- Stated problem -
Collect each line containing "肖家河街道".

+===+

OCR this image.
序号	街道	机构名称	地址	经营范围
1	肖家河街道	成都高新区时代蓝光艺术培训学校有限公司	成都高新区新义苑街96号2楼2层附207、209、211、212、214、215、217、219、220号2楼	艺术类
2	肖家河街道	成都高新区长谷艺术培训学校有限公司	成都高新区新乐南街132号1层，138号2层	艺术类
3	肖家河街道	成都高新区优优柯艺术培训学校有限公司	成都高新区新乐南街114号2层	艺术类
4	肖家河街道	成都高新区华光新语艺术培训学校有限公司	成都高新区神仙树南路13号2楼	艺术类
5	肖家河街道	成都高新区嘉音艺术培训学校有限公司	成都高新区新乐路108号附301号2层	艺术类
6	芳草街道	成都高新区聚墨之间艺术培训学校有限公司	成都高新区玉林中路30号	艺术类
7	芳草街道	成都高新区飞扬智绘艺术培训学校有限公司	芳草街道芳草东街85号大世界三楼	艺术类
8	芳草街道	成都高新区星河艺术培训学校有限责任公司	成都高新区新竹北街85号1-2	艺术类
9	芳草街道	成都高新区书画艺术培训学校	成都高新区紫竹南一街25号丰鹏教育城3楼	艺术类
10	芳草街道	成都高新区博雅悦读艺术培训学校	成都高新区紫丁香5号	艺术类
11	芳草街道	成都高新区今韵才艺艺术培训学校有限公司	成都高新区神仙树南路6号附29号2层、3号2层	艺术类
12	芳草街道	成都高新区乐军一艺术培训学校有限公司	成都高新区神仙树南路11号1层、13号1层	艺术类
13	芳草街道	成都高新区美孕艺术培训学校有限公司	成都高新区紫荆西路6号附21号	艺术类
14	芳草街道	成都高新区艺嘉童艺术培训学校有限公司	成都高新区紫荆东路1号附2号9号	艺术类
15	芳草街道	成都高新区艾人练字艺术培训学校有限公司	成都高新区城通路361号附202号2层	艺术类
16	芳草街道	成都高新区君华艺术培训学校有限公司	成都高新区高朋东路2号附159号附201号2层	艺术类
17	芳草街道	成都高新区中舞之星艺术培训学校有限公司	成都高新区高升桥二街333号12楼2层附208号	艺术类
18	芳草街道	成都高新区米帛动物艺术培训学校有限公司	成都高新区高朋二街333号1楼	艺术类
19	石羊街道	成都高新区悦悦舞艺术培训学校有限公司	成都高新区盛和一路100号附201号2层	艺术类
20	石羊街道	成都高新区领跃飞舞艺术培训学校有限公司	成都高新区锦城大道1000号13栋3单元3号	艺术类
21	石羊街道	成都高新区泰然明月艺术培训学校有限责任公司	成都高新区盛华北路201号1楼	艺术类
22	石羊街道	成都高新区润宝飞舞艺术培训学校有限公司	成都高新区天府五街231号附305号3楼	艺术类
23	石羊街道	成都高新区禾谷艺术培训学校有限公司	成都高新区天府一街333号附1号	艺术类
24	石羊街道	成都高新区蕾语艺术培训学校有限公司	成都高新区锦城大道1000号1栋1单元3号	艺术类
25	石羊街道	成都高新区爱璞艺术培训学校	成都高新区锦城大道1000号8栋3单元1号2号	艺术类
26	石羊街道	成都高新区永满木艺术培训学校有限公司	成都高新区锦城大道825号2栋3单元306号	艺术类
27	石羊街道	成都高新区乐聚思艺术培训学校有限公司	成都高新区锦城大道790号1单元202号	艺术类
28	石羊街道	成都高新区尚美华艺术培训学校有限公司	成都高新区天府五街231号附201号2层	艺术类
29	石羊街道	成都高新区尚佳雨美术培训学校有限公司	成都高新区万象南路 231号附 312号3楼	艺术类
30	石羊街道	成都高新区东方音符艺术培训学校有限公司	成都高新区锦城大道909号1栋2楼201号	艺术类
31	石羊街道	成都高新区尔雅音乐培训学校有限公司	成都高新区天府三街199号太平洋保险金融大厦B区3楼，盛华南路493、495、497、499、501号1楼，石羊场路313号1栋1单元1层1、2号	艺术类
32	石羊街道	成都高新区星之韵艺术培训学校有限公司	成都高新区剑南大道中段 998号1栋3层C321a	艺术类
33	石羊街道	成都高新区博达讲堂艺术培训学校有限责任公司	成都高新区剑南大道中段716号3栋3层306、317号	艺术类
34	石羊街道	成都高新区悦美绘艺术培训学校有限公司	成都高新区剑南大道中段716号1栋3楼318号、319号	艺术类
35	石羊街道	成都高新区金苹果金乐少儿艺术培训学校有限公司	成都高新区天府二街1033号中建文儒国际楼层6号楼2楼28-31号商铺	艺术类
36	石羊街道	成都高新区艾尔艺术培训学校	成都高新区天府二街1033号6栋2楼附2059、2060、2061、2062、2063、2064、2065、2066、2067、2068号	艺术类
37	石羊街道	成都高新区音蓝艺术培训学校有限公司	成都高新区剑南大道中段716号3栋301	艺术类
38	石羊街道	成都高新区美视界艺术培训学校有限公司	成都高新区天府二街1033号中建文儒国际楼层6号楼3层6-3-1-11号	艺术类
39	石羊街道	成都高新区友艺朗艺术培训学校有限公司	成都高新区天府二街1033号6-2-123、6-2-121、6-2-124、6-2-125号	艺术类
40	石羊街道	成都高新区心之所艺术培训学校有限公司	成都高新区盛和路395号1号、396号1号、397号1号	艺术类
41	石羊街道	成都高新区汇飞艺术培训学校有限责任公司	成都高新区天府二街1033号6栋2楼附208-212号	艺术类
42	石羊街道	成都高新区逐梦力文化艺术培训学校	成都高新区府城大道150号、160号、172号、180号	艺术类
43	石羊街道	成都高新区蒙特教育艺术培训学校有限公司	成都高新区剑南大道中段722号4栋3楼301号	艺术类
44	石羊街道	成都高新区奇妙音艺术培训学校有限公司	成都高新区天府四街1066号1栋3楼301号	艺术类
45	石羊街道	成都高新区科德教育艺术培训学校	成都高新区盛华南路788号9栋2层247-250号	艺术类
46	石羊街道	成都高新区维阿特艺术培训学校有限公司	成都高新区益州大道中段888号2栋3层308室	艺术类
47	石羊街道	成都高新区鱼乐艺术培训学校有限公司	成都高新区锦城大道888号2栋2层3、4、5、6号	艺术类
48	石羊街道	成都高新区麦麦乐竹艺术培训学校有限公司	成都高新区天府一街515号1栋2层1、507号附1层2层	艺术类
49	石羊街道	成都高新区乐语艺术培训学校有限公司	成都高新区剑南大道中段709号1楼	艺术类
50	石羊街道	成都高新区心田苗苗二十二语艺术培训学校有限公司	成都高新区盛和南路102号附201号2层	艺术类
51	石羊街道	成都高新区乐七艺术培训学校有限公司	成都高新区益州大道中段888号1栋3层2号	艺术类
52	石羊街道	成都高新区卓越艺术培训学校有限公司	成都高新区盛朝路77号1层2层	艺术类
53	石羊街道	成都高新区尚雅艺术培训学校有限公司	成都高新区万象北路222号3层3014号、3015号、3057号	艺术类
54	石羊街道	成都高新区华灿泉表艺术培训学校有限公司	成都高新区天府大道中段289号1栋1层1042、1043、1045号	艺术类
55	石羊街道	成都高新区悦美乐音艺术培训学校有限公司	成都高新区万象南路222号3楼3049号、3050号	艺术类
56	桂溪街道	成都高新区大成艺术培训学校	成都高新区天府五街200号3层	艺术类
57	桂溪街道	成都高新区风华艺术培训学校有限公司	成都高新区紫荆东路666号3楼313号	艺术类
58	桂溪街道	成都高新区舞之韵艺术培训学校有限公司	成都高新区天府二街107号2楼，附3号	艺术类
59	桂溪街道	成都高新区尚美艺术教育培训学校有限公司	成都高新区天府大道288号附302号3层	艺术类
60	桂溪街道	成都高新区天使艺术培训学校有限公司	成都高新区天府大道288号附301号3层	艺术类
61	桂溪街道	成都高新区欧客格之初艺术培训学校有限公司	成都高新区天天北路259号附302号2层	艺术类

+===+

- Correct output -
1	肖家河街道	成都高新区时代蓝光艺术培训学校有限公司	成都高新区新义苑街96号2楼2层附207、209、211、212、214、215、217、219、220号2楼	艺术类
2	肖家河街道	成都高新区长谷艺术培训学校有限公司	成都高新区新乐南街132号1层，138号2层	艺术类
3	肖家河街道	成都高新区优优柯艺术培训学校有限公司	成都高新区新乐南街114号2层	艺术类
4	肖家河街道	成都高新区华光新语艺术培训学校有限公司	成都高新区神仙树南路13号2楼	艺术类
5	肖家河街道	成都高新区嘉音艺术培训学校有限公司	成都高新区新乐路108号附301号2层	艺术类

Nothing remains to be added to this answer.